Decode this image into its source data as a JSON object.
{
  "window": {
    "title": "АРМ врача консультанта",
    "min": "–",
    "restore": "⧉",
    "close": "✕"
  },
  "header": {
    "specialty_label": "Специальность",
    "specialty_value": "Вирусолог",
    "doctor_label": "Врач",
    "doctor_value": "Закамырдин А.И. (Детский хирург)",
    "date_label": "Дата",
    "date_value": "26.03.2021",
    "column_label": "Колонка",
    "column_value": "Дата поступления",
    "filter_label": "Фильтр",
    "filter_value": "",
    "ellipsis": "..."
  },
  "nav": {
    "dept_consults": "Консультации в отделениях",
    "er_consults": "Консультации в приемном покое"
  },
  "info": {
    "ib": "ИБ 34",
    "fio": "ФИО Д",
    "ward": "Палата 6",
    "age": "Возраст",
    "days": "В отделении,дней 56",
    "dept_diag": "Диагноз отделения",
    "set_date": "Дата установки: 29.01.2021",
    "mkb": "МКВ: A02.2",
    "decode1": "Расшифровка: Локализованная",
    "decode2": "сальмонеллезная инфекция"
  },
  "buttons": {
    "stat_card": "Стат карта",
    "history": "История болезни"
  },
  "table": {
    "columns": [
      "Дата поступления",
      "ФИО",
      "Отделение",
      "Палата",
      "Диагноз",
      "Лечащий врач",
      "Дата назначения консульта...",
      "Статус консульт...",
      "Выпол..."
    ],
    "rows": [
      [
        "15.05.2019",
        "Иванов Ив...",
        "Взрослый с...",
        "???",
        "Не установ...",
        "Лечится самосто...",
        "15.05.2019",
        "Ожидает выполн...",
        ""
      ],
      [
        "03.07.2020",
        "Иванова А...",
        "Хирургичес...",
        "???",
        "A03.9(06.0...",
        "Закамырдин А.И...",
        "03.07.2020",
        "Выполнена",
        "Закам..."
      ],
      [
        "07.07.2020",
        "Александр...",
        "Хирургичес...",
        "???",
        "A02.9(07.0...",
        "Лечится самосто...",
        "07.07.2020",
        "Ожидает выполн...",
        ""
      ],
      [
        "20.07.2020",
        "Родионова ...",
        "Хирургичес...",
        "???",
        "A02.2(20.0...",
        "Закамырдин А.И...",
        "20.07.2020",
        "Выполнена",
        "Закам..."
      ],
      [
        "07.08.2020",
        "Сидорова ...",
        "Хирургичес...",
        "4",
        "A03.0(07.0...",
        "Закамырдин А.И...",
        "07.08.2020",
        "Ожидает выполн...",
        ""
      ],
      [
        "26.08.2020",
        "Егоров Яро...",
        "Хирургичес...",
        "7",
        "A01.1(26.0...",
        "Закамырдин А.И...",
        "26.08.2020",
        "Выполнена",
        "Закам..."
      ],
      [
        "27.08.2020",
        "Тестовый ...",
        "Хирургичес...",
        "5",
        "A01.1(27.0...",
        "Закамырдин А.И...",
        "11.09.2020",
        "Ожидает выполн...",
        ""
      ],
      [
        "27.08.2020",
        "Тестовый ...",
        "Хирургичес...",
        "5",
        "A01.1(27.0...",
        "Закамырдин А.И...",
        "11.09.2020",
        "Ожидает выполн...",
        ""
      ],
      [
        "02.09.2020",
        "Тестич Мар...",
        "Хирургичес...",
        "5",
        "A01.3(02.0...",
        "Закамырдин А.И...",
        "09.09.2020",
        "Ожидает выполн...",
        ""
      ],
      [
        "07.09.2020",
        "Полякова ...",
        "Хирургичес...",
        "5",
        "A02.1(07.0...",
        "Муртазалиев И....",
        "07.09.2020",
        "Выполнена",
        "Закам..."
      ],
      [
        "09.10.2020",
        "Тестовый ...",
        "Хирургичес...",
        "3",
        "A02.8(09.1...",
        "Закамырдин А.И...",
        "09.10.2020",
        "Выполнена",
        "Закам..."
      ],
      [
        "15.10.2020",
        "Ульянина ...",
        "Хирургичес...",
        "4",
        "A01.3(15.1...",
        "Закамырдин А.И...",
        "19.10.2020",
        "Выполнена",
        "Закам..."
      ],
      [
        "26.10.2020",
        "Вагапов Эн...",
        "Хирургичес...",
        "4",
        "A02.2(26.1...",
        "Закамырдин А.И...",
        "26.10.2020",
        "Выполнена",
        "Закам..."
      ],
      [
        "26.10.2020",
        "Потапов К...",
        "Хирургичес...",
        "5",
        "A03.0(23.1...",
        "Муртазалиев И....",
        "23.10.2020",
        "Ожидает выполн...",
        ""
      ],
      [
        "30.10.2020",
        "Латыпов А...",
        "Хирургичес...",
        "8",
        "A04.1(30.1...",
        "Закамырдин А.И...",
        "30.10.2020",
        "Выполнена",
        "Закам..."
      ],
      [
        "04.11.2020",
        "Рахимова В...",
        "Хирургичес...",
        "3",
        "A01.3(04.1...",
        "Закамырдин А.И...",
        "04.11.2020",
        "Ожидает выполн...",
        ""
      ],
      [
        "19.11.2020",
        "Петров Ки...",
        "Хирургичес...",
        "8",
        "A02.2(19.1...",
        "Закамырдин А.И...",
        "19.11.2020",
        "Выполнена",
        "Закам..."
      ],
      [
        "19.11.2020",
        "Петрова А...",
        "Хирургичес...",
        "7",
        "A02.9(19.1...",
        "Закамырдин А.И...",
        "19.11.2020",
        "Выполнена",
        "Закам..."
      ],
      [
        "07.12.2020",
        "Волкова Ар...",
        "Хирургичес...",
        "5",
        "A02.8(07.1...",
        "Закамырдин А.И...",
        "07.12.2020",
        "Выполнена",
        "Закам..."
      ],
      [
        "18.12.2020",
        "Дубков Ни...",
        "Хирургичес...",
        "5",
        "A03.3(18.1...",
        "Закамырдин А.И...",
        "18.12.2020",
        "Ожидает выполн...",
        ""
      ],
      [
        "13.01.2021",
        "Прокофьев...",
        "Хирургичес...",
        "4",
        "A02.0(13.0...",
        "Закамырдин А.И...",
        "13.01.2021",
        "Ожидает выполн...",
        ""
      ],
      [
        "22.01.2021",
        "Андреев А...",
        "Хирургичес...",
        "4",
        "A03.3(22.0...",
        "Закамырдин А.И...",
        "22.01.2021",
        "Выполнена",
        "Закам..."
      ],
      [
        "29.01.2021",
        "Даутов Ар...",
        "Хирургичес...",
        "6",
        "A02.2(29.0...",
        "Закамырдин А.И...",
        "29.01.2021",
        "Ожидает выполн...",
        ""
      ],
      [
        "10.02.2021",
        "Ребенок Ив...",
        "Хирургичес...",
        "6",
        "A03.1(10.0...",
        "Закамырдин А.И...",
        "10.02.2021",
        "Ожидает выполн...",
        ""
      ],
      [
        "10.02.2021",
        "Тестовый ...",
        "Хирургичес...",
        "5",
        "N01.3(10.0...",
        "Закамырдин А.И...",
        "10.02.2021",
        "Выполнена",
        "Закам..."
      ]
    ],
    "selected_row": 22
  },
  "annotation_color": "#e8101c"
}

********************

Go through the listing above and restate it word for word.

# Reply:
Decode this image into its source data as a JSON object.
{
  "window": {
    "title": "АРМ врача консультанта",
    "min": "–",
    "restore": "⧉",
    "close": "✕"
  },
  "header": {
    "specialty_label": "Специальность",
    "specialty_value": "Вирусолог",
    "doctor_label": "Врач",
    "doctor_value": "Закамырдин А.И. (Детский хирург)",
    "date_label": "Дата",
    "date_value": "26.03.2021",
    "column_label": "Колонка",
    "column_value": "Дата поступления",
    "filter_label": "Фильтр",
    "filter_value": "",
    "ellipsis": "..."
  },
  "nav": {
    "dept_consults": "Консультации в отделениях",
    "er_consults": "Консультации в приемном покое"
  },
  "info": {
    "ib": "ИБ 34",
    "fio": "ФИО Д",
    "ward": "Палата 6",
    "age": "Возраст",
    "days": "В отделении,дней 56",
    "dept_diag": "Диагноз отделения",
    "set_date": "Дата установки: 29.01.2021",
    "mkb": "МКВ: A02.2",
    "decode1": "Расшифровка: Локализованная",
    "decode2": "сальмонеллезная инфекция"
  },
  "buttons": {
    "stat_card": "Стат карта",
    "history": "История болезни"
  },
  "table": {
    "columns": [
      "Дата поступления",
      "ФИО",
      "Отделение",
      "Палата",
      "Диагноз",
      "Лечащий врач",
      "Дата назначения консульта...",
      "Статус консульт...",
      "Выпол..."
    ],
    "rows": [
      [
        "15.05.2019",
        "Иванов Ив...",
        "Взрослый с...",
        "???",
        "Не установ...",
        "Лечится самосто...",
        "15.05.2019",
        "Ожидает выполн...",
        ""
      ],
      [
        "03.07.2020",
        "Иванова А...",
        "Хирургичес...",
        "???",
        "A03.9(06.0...",
        "Закамырдин А.И...",
        "03.07.2020",
        "Выполнена",
        "Закам..."
      ],
      [
        "07.07.2020",
        "Александр...",
        "Хирургичес...",
        "???",
        "A02.9(07.0...",
        "Лечится самосто...",
        "07.07.2020",
        "Ожидает выполн...",
        ""
      ],
      [
        "20.07.2020",
        "Родионова ...",
        "Хирургичес...",
        "???",
        "A02.2(20.0...",
        "Закамырдин А.И...",
        "20.07.2020",
        "Выполнена",
        "Закам..."
      ],
      [
        "07.08.2020",
        "Сидорова ...",
        "Хирургичес...",
        "4",
        "A03.0(07.0...",
        "Закамырдин А.И...",
        "07.08.2020",
        "Ожидает выполн...",
        ""
      ],
      [
        "26.08.2020",
        "Егоров Яро...",
        "Хирургичес...",
        "7",
        "A01.1(26.0...",
        "Закамырдин А.И...",
        "26.08.2020",
        "Выполнена",
        "Закам..."
      ],
      [
        "27.08.2020",
        "Тестовый ...",
        "Хирургичес...",
        "5",
        "A01.1(27.0...",
        "Закамырдин А.И...",
        "11.09.2020",
        "Ожидает выполн...",
        ""
      ],
      [
        "27.08.2020",
        "Тестовый ...",
        "Хирургичес...",
        "5",
        "A01.1(27.0...",
        "Закамырдин А.И...",
        "11.09.2020",
        "Ожидает выполн...",
        ""
      ],
      [
        "02.09.2020",
        "Тестич Мар...",
        "Хирургичес...",
        "5",
        "A01.3(02.0...",
        "Закамырдин А.И...",
        "09.09.2020",
        "Ожидает выполн...",
        ""
      ],
      [
        "07.09.2020",
        "Полякова ...",
        "Хирургичес...",
        "5",
        "A02.1(07.0...",
        "Муртазалиев И....",
        "07.09.2020",
        "Выполнена",
        "Закам..."
      ],
      [
        "09.10.2020",
        "Тестовый ...",
        "Хирургичес...",
        "3",
        "A02.8(09.1...",
        "Закамырдин А.И...",
        "09.10.2020",
        "Выполнена",
        "Закам..."
      ],
      [
        "15.10.2020",
        "Ульянина ...",
        "Хирургичес...",
        "4",
        "A01.3(15.1...",
        "Закамырдин А.И...",
        "19.10.2020",
        "Выполнена",
        "Закам..."
      ],
      [
        "26.10.2020",
        "Вагапов Эн...",
        "Хирургичес...",
        "4",
        "A02.2(26.1...",
        "Закамырдин А.И...",
        "26.10.2020",
        "Выполнена",
        "Закам..."
      ],
      [
        "26.10.2020",
        "Потапов К...",
        "Хирургичес...",
        "5",
        "A03.0(23.1...",
        "Муртазалиев И....",
        "23.10.2020",
        "Ожидает выполн...",
        ""
      ],
      [
        "30.10.2020",
        "Латыпов А...",
        "Хирургичес...",
        "8",
        "A04.1(30.1...",
        "Закамырдин А.И...",
        "30.10.2020",
        "Выполнена",
        "Закам..."
      ],
      [
        "04.11.2020",
        "Рахимова В...",
        "Хирургичес...",
        "3",
        "A01.3(04.1...",
        "Закамырдин А.И...",
        "04.11.2020",
        "Ожидает выполн...",
        ""
      ],
      [
        "19.11.2020",
        "Петров Ки...",
        "Хирургичес...",
        "8",
        "A02.2(19.1...",
        "Закамырдин А.И...",
        "19.11.2020",
        "Выполнена",
        "Закам..."
      ],
      [
        "19.11.2020",
        "Петрова А...",
        "Хирургичес...",
        "7",
        "A02.9(19.1...",
        "Закамырдин А.И...",
        "19.11.2020",
        "Выполнена",
        "Закам..."
      ],
      [
        "07.12.2020",
        "Волкова Ар...",
        "Хирургичес...",
        "5",
        "A02.8(07.1...",
        "Закамырдин А.И...",
        "07.12.2020",
        "Выполнена",
        "Закам..."
      ],
      [
        "18.12.2020",
        "Дубков Ни...",
        "Хирургичес...",
        "5",
        "A03.3(18.1...",
        "Закамырдин А.И...",
        "18.12.2020",
        "Ожидает выполн...",
        ""
      ],
      [
        "13.01.2021",
        "Прокофьев...",
        "Хирургичес...",
        "4",
        "A02.0(13.0...",
        "Закамырдин А.И...",
        "13.01.2021",
        "Ожидает выполн...",
        ""
      ],
      [
        "22.01.2021",
        "Андреев А...",
        "Хирургичес...",
        "4",
        "A03.3(22.0...",
        "Закамырдин А.И...",
        "22.01.2021",
        "Выполнена",
        "Закам..."
      ],
      [
        "29.01.2021",
        "Даутов Ар...",
        "Хирургичес...",
        "6",
        "A02.2(29.0...",
        "Закамырдин А.И...",
        "29.01.2021",
        "Ожидает выполн...",
        ""
      ],
      [
        "10.02.2021",
        "Ребенок Ив...",
        "Хирургичес...",
        "6",
        "A03.1(10.0...",
        "Закамырдин А.И...",
        "10.02.2021",
        "Ожидает выполн...",
        ""
      ],
      [
        "10.02.2021",
        "Тестовый ...",
        "Хирургичес...",
        "5",
        "N01.3(10.0...",
        "Закамырдин А.И...",
        "10.02.2021",
        "Выполнена",
        "Закам..."
      ]
    ],
    "selected_row": 22
  },
  "annotation_color": "#e8101c"
}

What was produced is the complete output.